**DIRECTION:** Look through the listing for the word "WarBase". Copy each line that has it.

**EXERCISE DATA:**
▼

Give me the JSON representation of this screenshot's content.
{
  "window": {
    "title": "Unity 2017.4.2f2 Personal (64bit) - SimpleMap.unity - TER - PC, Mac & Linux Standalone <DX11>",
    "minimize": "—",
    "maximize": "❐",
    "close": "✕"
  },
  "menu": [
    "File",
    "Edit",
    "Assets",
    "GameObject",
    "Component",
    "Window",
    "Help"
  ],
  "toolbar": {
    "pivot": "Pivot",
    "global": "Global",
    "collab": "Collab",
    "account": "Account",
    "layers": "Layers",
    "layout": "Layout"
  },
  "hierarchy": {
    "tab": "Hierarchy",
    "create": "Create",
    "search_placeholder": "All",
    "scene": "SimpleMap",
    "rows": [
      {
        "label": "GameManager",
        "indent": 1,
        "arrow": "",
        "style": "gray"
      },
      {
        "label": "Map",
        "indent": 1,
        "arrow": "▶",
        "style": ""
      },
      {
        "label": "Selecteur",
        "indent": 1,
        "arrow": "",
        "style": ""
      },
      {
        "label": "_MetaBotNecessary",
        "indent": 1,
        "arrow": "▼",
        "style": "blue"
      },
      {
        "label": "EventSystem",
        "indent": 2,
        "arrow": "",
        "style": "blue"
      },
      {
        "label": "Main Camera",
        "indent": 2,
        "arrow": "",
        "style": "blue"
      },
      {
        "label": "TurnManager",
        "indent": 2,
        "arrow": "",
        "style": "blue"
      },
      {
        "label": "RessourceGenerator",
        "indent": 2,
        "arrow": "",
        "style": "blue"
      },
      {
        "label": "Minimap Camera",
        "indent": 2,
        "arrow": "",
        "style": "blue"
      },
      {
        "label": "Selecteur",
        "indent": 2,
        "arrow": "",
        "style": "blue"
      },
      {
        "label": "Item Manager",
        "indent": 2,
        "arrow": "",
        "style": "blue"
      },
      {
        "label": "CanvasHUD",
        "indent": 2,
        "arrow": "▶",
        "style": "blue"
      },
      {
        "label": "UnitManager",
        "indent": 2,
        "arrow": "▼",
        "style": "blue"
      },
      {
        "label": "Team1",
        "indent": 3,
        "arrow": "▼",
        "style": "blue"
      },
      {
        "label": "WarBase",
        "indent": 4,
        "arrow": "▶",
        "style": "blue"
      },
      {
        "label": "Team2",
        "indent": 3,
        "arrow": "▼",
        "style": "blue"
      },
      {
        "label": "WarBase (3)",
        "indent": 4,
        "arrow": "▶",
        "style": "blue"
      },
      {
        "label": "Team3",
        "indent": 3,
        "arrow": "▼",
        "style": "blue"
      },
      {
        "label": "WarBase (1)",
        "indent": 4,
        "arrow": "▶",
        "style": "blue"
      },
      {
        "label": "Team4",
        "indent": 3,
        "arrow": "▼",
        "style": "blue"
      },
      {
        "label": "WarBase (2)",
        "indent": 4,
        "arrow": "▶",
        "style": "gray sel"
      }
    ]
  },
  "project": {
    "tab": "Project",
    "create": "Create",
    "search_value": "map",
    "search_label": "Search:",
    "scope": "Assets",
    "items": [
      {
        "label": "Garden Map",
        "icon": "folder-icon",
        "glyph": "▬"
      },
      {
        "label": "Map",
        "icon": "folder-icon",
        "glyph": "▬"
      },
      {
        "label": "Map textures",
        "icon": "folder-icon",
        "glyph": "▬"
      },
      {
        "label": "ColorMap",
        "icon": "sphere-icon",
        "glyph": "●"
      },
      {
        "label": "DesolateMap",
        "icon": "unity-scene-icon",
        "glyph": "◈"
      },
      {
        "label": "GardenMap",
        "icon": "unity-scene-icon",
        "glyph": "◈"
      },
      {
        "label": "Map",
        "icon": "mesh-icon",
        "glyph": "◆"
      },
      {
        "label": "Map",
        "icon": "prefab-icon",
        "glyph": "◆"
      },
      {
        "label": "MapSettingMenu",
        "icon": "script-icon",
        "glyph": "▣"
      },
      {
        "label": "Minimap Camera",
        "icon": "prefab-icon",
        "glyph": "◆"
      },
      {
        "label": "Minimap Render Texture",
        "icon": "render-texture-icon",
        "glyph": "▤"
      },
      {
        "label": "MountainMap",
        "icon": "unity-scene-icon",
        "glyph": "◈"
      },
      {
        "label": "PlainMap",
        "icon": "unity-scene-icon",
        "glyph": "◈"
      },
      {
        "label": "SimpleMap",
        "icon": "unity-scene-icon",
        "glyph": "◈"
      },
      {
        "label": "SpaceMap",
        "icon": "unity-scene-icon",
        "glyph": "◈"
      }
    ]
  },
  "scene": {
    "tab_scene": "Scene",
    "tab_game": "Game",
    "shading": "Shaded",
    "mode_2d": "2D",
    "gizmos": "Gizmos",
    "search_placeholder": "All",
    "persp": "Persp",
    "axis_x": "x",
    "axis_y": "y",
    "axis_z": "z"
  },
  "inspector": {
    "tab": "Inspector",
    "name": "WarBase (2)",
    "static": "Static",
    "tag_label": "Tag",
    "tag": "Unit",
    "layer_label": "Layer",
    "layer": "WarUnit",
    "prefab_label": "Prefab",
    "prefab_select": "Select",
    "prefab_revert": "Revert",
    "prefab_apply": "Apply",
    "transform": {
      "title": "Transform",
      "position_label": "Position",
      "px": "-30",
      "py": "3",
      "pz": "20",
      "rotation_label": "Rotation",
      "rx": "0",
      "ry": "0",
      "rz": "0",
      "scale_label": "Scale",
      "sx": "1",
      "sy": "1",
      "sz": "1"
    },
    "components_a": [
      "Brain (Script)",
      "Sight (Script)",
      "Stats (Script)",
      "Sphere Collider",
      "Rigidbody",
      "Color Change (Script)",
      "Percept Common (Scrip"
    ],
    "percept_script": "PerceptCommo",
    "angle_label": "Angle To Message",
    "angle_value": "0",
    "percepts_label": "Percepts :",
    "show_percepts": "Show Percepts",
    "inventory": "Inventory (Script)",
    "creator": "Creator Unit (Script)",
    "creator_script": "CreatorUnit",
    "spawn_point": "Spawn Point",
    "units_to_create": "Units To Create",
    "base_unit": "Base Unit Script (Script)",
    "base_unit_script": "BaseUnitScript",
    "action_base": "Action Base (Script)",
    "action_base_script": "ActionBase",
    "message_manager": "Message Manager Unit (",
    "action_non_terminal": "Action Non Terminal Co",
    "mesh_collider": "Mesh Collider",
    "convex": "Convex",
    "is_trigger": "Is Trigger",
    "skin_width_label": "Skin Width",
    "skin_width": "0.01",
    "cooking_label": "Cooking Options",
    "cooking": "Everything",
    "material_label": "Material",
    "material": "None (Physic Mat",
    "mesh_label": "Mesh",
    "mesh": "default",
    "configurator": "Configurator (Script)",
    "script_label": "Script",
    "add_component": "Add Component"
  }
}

▲

**TASK RESPONSE:**
        "label": "WarBase",
        "label": "WarBase (3)",
        "label": "WarBase (1)",
        "label": "WarBase (2)",
    "name": "WarBase (2)",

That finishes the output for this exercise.